__DATA RECORDS__
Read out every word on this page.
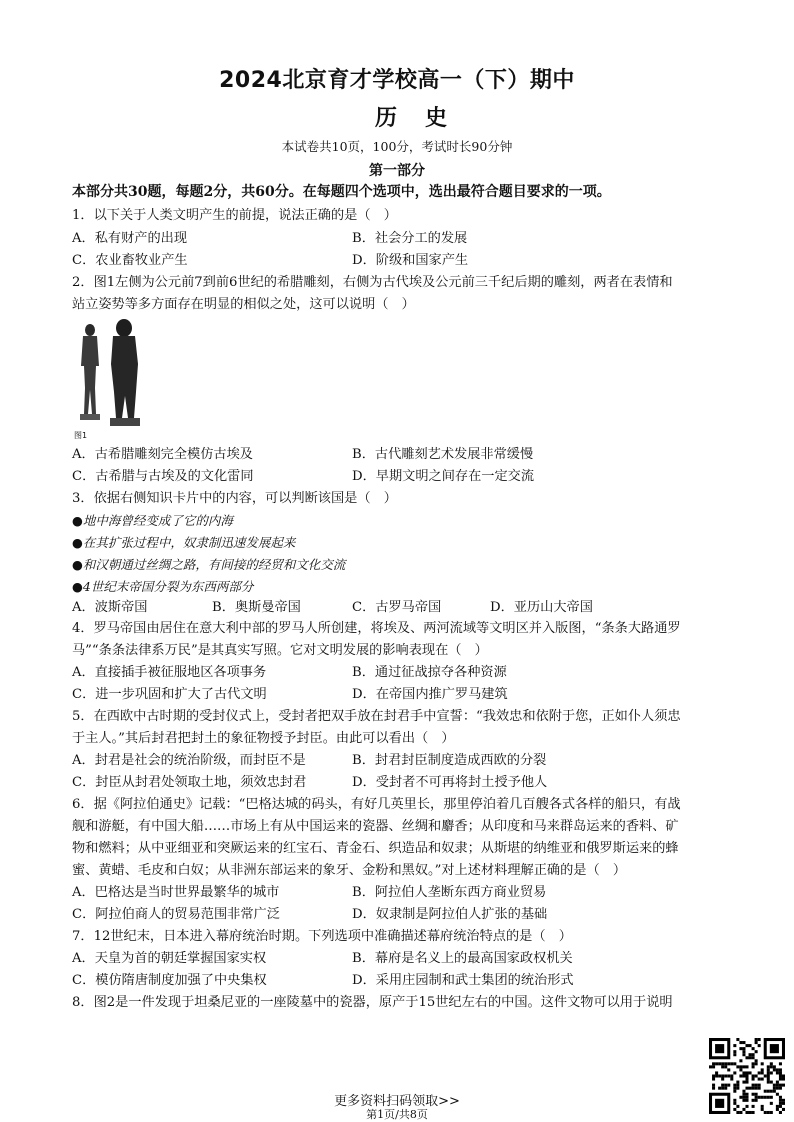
2024北京育才学校高一（下）期中
历史
本试卷共10页，100分，考试时长90分钟
第一部分
本部分共30题，每题2分，共60分。在每题四个选项中，选出最符合题目要求的一项。
1．以下关于人类文明产生的前提，说法正确的是（　）
A．私有财产的出现	B．社会分工的发展
C．农业畜牧业产生	D．阶级和国家产生
2．图1左侧为公元前7到前6世纪的希腊雕刻，右侧为古代埃及公元前三千纪后期的雕刻，两者在表情和
站立姿势等多方面存在明显的相似之处，这可以说明（　）
图1
A．古希腊雕刻完全模仿古埃及	B．古代雕刻艺术发展非常缓慢
C．古希腊与古埃及的文化雷同	D．早期文明之间存在一定交流
3．依据右侧知识卡片中的内容，可以判断该国是（　）
●地中海曾经变成了它的内海
●在其扩张过程中，奴隶制迅速发展起来
●和汉朝通过丝绸之路，有间接的经贸和文化交流
●4世纪末帝国分裂为东西两部分
A．波斯帝国	B．奥斯曼帝国	C．古罗马帝国	D．亚历山大帝国
4．罗马帝国由居住在意大利中部的罗马人所创建，将埃及、两河流域等文明区并入版图，“条条大路通罗
马”“条条法律系万民”是其真实写照。它对文明发展的影响表现在（　）
A．直接插手被征服地区各项事务	B．通过征战掠夺各种资源
C．进一步巩固和扩大了古代文明	D．在帝国内推广罗马建筑
5．在西欧中古时期的受封仪式上，受封者把双手放在封君手中宣誓：“我效忠和依附于您，正如仆人须忠
于主人。”其后封君把封土的象征物授予封臣。由此可以看出（　）
A．封君是社会的统治阶级，而封臣不是	B．封君封臣制度造成西欧的分裂
C．封臣从封君处领取土地，须效忠封君	D．受封者不可再将封土授予他人
6．据《阿拉伯通史》记载：“巴格达城的码头，有好几英里长，那里停泊着几百艘各式各样的船只，有战
舰和游艇，有中国大船……市场上有从中国运来的瓷器、丝绸和麝香；从印度和马来群岛运来的香料、矿
物和燃料；从中亚细亚和突厥运来的红宝石、青金石、织造品和奴隶；从斯堪的纳维亚和俄罗斯运来的蜂
蜜、黄蜡、毛皮和白奴；从非洲东部运来的象牙、金粉和黑奴。”对上述材料理解正确的是（　）
A．巴格达是当时世界最繁华的城市	B．阿拉伯人垄断东西方商业贸易
C．阿拉伯商人的贸易范围非常广泛	D．奴隶制是阿拉伯人扩张的基础
7．12世纪末，日本进入幕府统治时期。下列选项中准确描述幕府统治特点的是（　）
A．天皇为首的朝廷掌握国家实权	B．幕府是名义上的最高国家政权机关
C．模仿隋唐制度加强了中央集权	D．采用庄园制和武士集团的统治形式
8．图2是一件发现于坦桑尼亚的一座陵墓中的瓷器，原产于15世纪左右的中国。这件文物可以用于说明
更多资料扫码领取>>
第1页/共8页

__WHAT TO DO__
Without the pictures, extract every entry verbatim.

__WORKED ANSWER__
Read out every word on this page.
2024北京育才学校高一（下）期中
历史
本试卷共10页，100分，考试时长90分钟
第一部分
本部分共30题，每题2分，共60分。在每题四个选项中，选出最符合题目要求的一项。
1．以下关于人类文明产生的前提，说法正确的是（　）
A．私有财产的出现	B．社会分工的发展
C．农业畜牧业产生	D．阶级和国家产生
2．图1左侧为公元前7到前6世纪的希腊雕刻，右侧为古代埃及公元前三千纪后期的雕刻，两者在表情和
站立姿势等多方面存在明显的相似之处，这可以说明（　）
图1
A．古希腊雕刻完全模仿古埃及	B．古代雕刻艺术发展非常缓慢
C．古希腊与古埃及的文化雷同	D．早期文明之间存在一定交流
3．依据右侧知识卡片中的内容，可以判断该国是（　）
●地中海曾经变成了它的内海
●在其扩张过程中，奴隶制迅速发展起来
●和汉朝通过丝绸之路，有间接的经贸和文化交流
●4世纪末帝国分裂为东西两部分
A．波斯帝国	B．奥斯曼帝国	C．古罗马帝国	D．亚历山大帝国
4．罗马帝国由居住在意大利中部的罗马人所创建，将埃及、两河流域等文明区并入版图，“条条大路通罗
马”“条条法律系万民”是其真实写照。它对文明发展的影响表现在（　）
A．直接插手被征服地区各项事务	B．通过征战掠夺各种资源
C．进一步巩固和扩大了古代文明	D．在帝国内推广罗马建筑
5．在西欧中古时期的受封仪式上，受封者把双手放在封君手中宣誓：“我效忠和依附于您，正如仆人须忠
于主人。”其后封君把封土的象征物授予封臣。由此可以看出（　）
A．封君是社会的统治阶级，而封臣不是	B．封君封臣制度造成西欧的分裂
C．封臣从封君处领取土地，须效忠封君	D．受封者不可再将封土授予他人
6．据《阿拉伯通史》记载：“巴格达城的码头，有好几英里长，那里停泊着几百艘各式各样的船只，有战
舰和游艇，有中国大船……市场上有从中国运来的瓷器、丝绸和麝香；从印度和马来群岛运来的香料、矿
物和燃料；从中亚细亚和突厥运来的红宝石、青金石、织造品和奴隶；从斯堪的纳维亚和俄罗斯运来的蜂
蜜、黄蜡、毛皮和白奴；从非洲东部运来的象牙、金粉和黑奴。”对上述材料理解正确的是（　）
A．巴格达是当时世界最繁华的城市	B．阿拉伯人垄断东西方商业贸易
C．阿拉伯商人的贸易范围非常广泛	D．奴隶制是阿拉伯人扩张的基础
7．12世纪末，日本进入幕府统治时期。下列选项中准确描述幕府统治特点的是（　）
A．天皇为首的朝廷掌握国家实权	B．幕府是名义上的最高国家政权机关
C．模仿隋唐制度加强了中央集权	D．采用庄园制和武士集团的统治形式
8．图2是一件发现于坦桑尼亚的一座陵墓中的瓷器，原产于15世纪左右的中国。这件文物可以用于说明
更多资料扫码领取>>
第1页/共8页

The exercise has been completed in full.